» WHAT YOU ARE ASKED TO DO
Transcribe all of the records word for word, but omit the pictures.

** START OF DATA EXCERPTS **

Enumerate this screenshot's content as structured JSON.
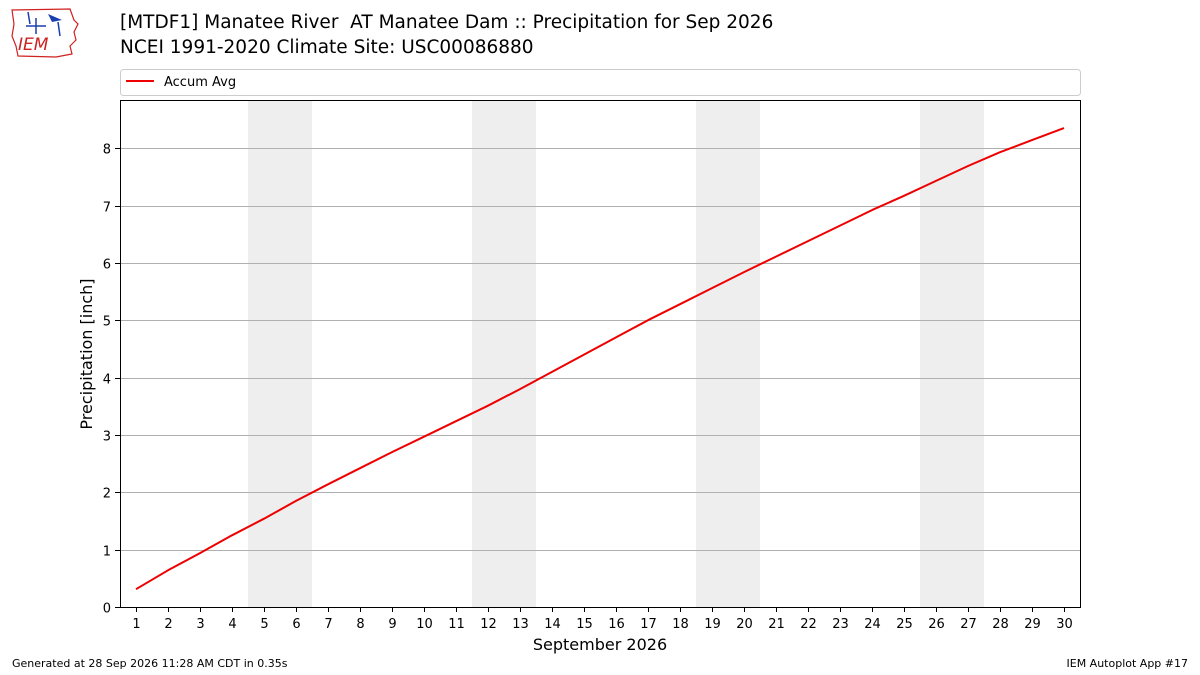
{
  "header": {
    "title_line1": "[MTDF1] Manatee River  AT Manatee Dam :: Precipitation for Sep 2026",
    "title_line2": "NCEI 1991-2020 Climate Site: USC00086880",
    "logo_text": "IEM"
  },
  "footer": {
    "generated": "Generated at 28 Sep 2026 11:28 AM CDT in 0.35s",
    "app": "IEM Autoplot App #17"
  },
  "colors": {
    "line": "#ee0000",
    "weekend_shade": "#eeeeee",
    "grid": "#b0b0b0",
    "logo_blue": "#1a3fae",
    "logo_red": "#d02020"
  },
  "chart_data": {
    "type": "line",
    "title": "[MTDF1] Manatee River  AT Manatee Dam :: Precipitation for Sep 2026",
    "subtitle": "NCEI 1991-2020 Climate Site: USC00086880",
    "xlabel": "September 2026",
    "ylabel": "Precipitation [inch]",
    "x": [
      1,
      2,
      3,
      4,
      5,
      6,
      7,
      8,
      9,
      10,
      11,
      12,
      13,
      14,
      15,
      16,
      17,
      18,
      19,
      20,
      21,
      22,
      23,
      24,
      25,
      26,
      27,
      28,
      29,
      30
    ],
    "xlim": [
      0.5,
      30.5
    ],
    "ylim": [
      0,
      8.84
    ],
    "yticks": [
      0,
      1,
      2,
      3,
      4,
      5,
      6,
      7,
      8
    ],
    "grid": "y-major",
    "legend": "top (above plot)",
    "shaded_x_ranges": [
      [
        4.5,
        6.5
      ],
      [
        11.5,
        13.5
      ],
      [
        18.5,
        20.5
      ],
      [
        25.5,
        27.5
      ]
    ],
    "series": [
      {
        "name": "Accum Avg",
        "values": [
          0.31,
          0.64,
          0.94,
          1.25,
          1.54,
          1.85,
          2.14,
          2.42,
          2.7,
          2.97,
          3.24,
          3.51,
          3.8,
          4.1,
          4.4,
          4.7,
          5.0,
          5.28,
          5.56,
          5.84,
          6.11,
          6.38,
          6.65,
          6.92,
          7.17,
          7.43,
          7.69,
          7.93,
          8.14,
          8.35
        ]
      }
    ]
  }
}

** END OF DATA EXCERPTS **

» RESPONSE TO THIS TASK
Enumerate this screenshot's content as structured JSON.
{
  "header": {
    "title_line1": "[MTDF1] Manatee River  AT Manatee Dam :: Precipitation for Sep 2026",
    "title_line2": "NCEI 1991-2020 Climate Site: USC00086880",
    "logo_text": "IEM"
  },
  "footer": {
    "generated": "Generated at 28 Sep 2026 11:28 AM CDT in 0.35s",
    "app": "IEM Autoplot App #17"
  },
  "colors": {
    "line": "#ee0000",
    "weekend_shade": "#eeeeee",
    "grid": "#b0b0b0",
    "logo_blue": "#1a3fae",
    "logo_red": "#d02020"
  },
  "chart_data": {
    "type": "line",
    "title": "[MTDF1] Manatee River  AT Manatee Dam :: Precipitation for Sep 2026",
    "subtitle": "NCEI 1991-2020 Climate Site: USC00086880",
    "xlabel": "September 2026",
    "ylabel": "Precipitation [inch]",
    "x": [
      1,
      2,
      3,
      4,
      5,
      6,
      7,
      8,
      9,
      10,
      11,
      12,
      13,
      14,
      15,
      16,
      17,
      18,
      19,
      20,
      21,
      22,
      23,
      24,
      25,
      26,
      27,
      28,
      29,
      30
    ],
    "xlim": [
      0.5,
      30.5
    ],
    "ylim": [
      0,
      8.84
    ],
    "yticks": [
      0,
      1,
      2,
      3,
      4,
      5,
      6,
      7,
      8
    ],
    "grid": "y-major",
    "legend": "top (above plot)",
    "shaded_x_ranges": [
      [
        4.5,
        6.5
      ],
      [
        11.5,
        13.5
      ],
      [
        18.5,
        20.5
      ],
      [
        25.5,
        27.5
      ]
    ],
    "series": [
      {
        "name": "Accum Avg",
        "values": [
          0.31,
          0.64,
          0.94,
          1.25,
          1.54,
          1.85,
          2.14,
          2.42,
          2.7,
          2.97,
          3.24,
          3.51,
          3.8,
          4.1,
          4.4,
          4.7,
          5.0,
          5.28,
          5.56,
          5.84,
          6.11,
          6.38,
          6.65,
          6.92,
          7.17,
          7.43,
          7.69,
          7.93,
          8.14,
          8.35
        ]
      }
    ]
  }
}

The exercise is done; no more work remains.